[Goal]:
Read the lines below. Copy out any that hold the string "Adultos".
----------------
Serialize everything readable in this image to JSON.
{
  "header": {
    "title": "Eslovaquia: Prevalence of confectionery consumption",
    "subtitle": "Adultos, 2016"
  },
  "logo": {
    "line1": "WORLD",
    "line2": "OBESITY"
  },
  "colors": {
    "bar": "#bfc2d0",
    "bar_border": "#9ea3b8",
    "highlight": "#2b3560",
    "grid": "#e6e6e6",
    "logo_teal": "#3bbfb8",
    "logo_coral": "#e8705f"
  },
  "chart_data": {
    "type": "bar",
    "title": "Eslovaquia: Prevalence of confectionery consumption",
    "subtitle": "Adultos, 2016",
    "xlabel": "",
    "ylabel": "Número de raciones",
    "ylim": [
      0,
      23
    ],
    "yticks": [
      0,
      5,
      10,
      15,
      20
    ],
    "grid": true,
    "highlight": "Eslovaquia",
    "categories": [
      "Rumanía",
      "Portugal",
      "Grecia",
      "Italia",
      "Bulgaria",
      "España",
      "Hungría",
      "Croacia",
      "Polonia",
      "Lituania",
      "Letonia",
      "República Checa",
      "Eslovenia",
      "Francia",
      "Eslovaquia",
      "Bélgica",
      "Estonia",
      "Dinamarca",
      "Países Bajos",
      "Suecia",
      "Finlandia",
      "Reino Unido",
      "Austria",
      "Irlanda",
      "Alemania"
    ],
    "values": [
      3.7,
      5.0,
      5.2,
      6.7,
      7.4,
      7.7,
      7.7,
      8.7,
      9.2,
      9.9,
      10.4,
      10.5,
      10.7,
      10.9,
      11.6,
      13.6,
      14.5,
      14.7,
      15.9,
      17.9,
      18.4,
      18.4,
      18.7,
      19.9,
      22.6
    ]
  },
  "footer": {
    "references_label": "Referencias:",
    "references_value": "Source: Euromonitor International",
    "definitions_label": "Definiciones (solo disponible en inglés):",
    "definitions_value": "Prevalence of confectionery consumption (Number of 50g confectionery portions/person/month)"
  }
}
----------------
[Answer to this task]:
    "subtitle": "Adultos, 2016"
    "subtitle": "Adultos, 2016",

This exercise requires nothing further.